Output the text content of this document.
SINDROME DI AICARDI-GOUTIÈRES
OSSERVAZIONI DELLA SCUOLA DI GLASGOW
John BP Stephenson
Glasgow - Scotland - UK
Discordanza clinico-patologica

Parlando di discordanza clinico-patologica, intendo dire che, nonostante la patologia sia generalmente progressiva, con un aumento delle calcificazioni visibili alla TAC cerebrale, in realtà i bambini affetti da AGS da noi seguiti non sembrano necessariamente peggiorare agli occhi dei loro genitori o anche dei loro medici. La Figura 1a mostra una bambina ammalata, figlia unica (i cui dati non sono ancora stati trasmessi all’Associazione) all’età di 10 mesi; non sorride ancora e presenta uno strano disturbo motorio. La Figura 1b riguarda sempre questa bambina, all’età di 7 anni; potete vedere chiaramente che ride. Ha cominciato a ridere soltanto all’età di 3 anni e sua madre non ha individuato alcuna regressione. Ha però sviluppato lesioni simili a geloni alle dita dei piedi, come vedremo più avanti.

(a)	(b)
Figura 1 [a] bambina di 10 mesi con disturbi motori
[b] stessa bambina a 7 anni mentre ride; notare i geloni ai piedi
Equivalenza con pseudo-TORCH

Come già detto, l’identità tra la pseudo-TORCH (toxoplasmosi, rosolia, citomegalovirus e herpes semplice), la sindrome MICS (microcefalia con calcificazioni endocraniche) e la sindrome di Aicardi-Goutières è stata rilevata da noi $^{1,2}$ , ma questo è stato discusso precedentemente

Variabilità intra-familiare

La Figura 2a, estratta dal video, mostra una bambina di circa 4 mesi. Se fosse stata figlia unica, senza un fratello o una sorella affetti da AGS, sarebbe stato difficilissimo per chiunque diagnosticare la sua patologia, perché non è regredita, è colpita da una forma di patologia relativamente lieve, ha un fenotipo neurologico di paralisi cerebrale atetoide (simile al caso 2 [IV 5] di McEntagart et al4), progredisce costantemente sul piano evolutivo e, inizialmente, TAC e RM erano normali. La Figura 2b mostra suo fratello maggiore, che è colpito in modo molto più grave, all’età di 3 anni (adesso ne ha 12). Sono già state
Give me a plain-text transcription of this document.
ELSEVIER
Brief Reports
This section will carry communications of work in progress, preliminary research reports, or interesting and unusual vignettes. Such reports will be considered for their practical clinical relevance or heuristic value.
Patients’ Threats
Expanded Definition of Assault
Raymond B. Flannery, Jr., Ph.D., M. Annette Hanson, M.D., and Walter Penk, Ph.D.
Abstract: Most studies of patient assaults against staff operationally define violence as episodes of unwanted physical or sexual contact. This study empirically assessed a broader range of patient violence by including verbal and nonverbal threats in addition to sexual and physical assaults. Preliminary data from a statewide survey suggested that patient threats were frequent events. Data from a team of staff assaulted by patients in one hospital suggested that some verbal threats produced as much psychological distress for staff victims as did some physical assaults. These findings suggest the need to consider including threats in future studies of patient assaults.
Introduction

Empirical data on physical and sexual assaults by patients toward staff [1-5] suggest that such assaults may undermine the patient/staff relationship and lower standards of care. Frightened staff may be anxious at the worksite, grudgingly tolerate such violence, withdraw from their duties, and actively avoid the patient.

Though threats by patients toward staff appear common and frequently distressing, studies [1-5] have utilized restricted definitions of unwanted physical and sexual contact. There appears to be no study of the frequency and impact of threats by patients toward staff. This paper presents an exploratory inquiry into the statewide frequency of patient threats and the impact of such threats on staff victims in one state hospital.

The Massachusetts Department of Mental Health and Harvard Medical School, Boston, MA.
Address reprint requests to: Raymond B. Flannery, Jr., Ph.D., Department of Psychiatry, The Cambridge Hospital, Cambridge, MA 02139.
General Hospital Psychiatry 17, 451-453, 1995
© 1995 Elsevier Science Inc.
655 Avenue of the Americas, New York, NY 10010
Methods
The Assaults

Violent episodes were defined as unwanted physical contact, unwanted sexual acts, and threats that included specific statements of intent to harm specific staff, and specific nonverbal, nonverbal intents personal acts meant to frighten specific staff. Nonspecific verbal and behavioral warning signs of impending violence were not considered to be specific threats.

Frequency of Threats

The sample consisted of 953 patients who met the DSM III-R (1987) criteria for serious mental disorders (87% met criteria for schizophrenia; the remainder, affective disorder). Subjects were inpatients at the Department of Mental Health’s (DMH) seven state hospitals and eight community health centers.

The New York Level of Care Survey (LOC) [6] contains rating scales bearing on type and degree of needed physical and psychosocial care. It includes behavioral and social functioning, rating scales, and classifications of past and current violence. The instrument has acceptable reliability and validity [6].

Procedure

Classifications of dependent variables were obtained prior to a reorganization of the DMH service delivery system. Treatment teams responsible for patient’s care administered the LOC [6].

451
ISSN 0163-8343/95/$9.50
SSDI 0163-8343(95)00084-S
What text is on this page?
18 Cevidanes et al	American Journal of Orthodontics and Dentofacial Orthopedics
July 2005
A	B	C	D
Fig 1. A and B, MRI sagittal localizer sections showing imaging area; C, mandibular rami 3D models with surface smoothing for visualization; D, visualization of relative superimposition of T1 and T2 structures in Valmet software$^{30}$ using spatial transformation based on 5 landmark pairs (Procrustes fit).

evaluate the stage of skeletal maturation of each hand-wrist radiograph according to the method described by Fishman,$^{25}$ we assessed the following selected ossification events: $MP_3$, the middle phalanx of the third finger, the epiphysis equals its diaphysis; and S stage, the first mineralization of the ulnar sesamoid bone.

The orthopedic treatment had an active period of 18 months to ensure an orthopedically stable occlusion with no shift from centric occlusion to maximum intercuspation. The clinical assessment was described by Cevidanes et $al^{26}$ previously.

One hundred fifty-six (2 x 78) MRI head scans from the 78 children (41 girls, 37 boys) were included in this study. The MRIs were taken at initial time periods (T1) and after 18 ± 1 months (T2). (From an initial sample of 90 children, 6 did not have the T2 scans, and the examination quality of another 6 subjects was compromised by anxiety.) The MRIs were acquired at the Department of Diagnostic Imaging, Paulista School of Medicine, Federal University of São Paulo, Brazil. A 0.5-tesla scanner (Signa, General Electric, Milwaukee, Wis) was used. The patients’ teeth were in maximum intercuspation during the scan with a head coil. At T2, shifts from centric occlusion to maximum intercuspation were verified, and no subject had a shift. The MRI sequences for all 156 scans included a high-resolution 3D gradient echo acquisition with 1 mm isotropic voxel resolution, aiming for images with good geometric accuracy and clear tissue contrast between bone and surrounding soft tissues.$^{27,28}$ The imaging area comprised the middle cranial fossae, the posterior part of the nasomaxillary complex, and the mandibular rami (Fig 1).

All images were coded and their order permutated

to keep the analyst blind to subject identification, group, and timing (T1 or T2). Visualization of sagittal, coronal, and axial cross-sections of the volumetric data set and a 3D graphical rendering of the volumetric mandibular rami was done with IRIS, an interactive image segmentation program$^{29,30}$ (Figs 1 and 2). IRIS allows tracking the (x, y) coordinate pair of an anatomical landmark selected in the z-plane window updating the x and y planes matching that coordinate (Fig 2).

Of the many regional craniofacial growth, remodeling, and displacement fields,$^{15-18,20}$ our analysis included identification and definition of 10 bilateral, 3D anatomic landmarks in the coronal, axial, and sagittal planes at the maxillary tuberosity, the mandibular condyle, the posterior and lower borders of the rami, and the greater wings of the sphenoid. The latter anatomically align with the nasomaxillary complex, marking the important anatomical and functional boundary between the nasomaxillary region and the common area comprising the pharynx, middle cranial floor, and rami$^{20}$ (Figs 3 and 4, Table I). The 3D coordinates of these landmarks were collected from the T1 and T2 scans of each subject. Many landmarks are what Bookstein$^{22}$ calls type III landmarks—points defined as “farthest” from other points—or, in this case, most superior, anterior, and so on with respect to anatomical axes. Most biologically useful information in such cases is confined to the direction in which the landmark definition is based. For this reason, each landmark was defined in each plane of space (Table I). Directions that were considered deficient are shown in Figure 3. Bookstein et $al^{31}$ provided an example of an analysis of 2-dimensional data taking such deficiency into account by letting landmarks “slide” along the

-*-*-

- _Aim of the task_: Using the data above, say how many lines include the word "Cevidanes". Write only that number.

- _Solved exercise_: 2